The entries below contain pictures. Retype everything except those pictures, exactly as given.

* Start Working data *

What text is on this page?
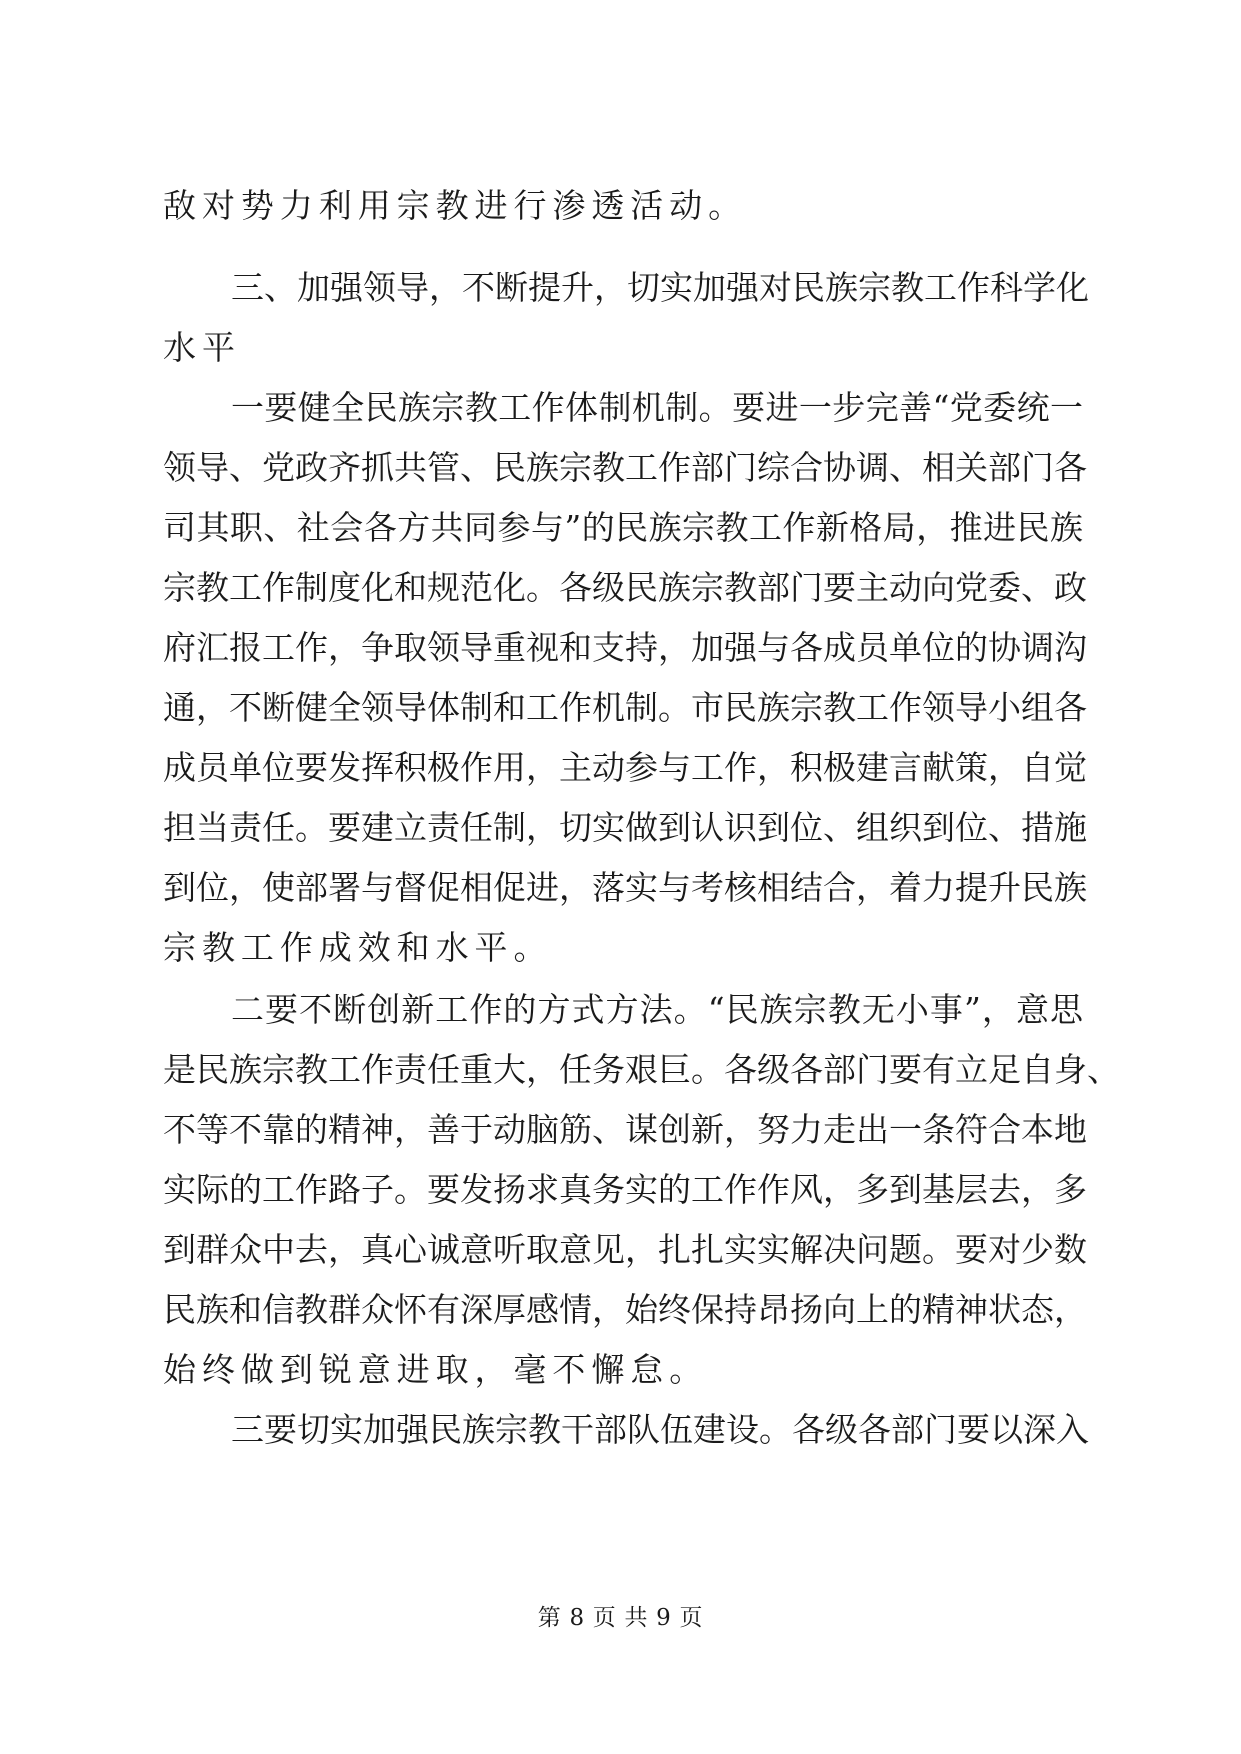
敌对势力利用宗教进行渗透活动。
三、加强领导，不断提升，切实加强对民族宗教工作科学化
水平
一要健全民族宗教工作体制机制。要进一步完善“党委统一
领导、党政齐抓共管、民族宗教工作部门综合协调、相关部门各
司其职、社会各方共同参与”的民族宗教工作新格局，推进民族
宗教工作制度化和规范化。各级民族宗教部门要主动向党委、政
府汇报工作，争取领导重视和支持，加强与各成员单位的协调沟
通，不断健全领导体制和工作机制。市民族宗教工作领导小组各
成员单位要发挥积极作用，主动参与工作，积极建言献策，自觉
担当责任。要建立责任制，切实做到认识到位、组织到位、措施
到位，使部署与督促相促进，落实与考核相结合，着力提升民族
宗教工作成效和水平。
二要不断创新工作的方式方法。“民族宗教无小事”，意思
是民族宗教工作责任重大，任务艰巨。各级各部门要有立足自身、
不等不靠的精神，善于动脑筋、谋创新，努力走出一条符合本地
实际的工作路子。要发扬求真务实的工作作风，多到基层去，多
到群众中去，真心诚意听取意见，扎扎实实解决问题。要对少数
民族和信教群众怀有深厚感情，始终保持昂扬向上的精神状态，
始终做到锐意进取，毫不懈怠。
三要切实加强民族宗教干部队伍建设。各级各部门要以深入
第 8 页 共 9 页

* End Working data *

## Finished exercise
What text is on this page?
敌对势力利用宗教进行渗透活动。
三、加强领导，不断提升，切实加强对民族宗教工作科学化
水平
一要健全民族宗教工作体制机制。要进一步完善“党委统一
领导、党政齐抓共管、民族宗教工作部门综合协调、相关部门各
司其职、社会各方共同参与”的民族宗教工作新格局，推进民族
宗教工作制度化和规范化。各级民族宗教部门要主动向党委、政
府汇报工作，争取领导重视和支持，加强与各成员单位的协调沟
通，不断健全领导体制和工作机制。市民族宗教工作领导小组各
成员单位要发挥积极作用，主动参与工作，积极建言献策，自觉
担当责任。要建立责任制，切实做到认识到位、组织到位、措施
到位，使部署与督促相促进，落实与考核相结合，着力提升民族
宗教工作成效和水平。
二要不断创新工作的方式方法。“民族宗教无小事”，意思
是民族宗教工作责任重大，任务艰巨。各级各部门要有立足自身、
不等不靠的精神，善于动脑筋、谋创新，努力走出一条符合本地
实际的工作路子。要发扬求真务实的工作作风，多到基层去，多
到群众中去，真心诚意听取意见，扎扎实实解决问题。要对少数
民族和信教群众怀有深厚感情，始终保持昂扬向上的精神状态，
始终做到锐意进取，毫不懈怠。
三要切实加强民族宗教干部队伍建设。各级各部门要以深入
第 8 页 共 9 页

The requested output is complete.